§ SET TASK: Each record below must be returned exactly as shown.

--- BEGIN RECORDS FOR THIS EXERCISE ---

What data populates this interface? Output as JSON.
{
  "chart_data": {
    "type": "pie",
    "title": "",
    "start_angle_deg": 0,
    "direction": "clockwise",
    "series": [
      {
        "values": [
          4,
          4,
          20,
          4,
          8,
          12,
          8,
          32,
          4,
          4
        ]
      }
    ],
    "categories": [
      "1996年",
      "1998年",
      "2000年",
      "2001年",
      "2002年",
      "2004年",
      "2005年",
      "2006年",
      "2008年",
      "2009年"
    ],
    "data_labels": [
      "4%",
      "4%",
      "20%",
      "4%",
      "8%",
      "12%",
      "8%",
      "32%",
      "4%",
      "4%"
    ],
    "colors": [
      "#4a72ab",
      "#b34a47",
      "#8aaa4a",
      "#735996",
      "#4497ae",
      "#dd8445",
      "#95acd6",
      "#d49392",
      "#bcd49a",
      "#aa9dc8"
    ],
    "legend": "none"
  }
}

--- END RECORDS FOR THIS EXERCISE ---

§ RESULT:
What data populates this interface? Output as JSON.
{
  "chart_data": {
    "type": "pie",
    "title": "",
    "start_angle_deg": 0,
    "direction": "clockwise",
    "series": [
      {
        "values": [
          4,
          4,
          20,
          4,
          8,
          12,
          8,
          32,
          4,
          4
        ]
      }
    ],
    "categories": [
      "1996年",
      "1998年",
      "2000年",
      "2001年",
      "2002年",
      "2004年",
      "2005年",
      "2006年",
      "2008年",
      "2009年"
    ],
    "data_labels": [
      "4%",
      "4%",
      "20%",
      "4%",
      "8%",
      "12%",
      "8%",
      "32%",
      "4%",
      "4%"
    ],
    "colors": [
      "#4a72ab",
      "#b34a47",
      "#8aaa4a",
      "#735996",
      "#4497ae",
      "#dd8445",
      "#95acd6",
      "#d49392",
      "#bcd49a",
      "#aa9dc8"
    ],
    "legend": "none"
  }
}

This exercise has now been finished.